▶ What you have to do
Select every line holding the word "sloupu" and copy it.

::: Listed records :::

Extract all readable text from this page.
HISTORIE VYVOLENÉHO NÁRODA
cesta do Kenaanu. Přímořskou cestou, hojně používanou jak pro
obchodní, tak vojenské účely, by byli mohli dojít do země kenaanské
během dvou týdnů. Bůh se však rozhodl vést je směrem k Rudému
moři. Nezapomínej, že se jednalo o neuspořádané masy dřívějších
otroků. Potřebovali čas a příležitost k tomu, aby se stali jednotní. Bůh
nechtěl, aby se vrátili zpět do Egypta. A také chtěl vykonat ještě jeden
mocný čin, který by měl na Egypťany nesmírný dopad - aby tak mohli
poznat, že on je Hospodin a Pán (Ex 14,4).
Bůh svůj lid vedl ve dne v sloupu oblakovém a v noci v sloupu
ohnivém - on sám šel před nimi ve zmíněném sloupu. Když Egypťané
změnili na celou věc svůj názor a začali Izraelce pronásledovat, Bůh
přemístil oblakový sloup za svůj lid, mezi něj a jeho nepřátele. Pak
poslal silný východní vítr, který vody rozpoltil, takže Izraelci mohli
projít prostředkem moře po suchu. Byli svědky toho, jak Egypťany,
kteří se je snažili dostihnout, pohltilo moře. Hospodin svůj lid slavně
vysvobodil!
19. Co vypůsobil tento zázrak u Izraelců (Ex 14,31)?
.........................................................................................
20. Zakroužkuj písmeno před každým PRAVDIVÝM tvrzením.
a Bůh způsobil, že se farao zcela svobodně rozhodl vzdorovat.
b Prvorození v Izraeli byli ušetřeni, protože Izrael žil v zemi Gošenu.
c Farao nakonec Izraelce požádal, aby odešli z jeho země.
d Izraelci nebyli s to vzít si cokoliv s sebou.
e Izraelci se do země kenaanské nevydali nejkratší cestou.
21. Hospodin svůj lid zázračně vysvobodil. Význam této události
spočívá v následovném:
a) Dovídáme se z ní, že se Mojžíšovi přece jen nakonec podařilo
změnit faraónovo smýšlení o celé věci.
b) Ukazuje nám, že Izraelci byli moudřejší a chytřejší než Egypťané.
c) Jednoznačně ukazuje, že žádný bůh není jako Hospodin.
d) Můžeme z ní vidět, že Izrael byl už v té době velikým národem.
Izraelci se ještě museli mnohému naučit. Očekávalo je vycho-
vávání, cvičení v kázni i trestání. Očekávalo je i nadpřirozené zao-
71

:::

▶ Written answer
Bůh svůj lid vedl ve dne v sloupu oblakovém a v noci v sloupu
ohnivém - on sám šel před nimi ve zmíněném sloupu. Když Egypťané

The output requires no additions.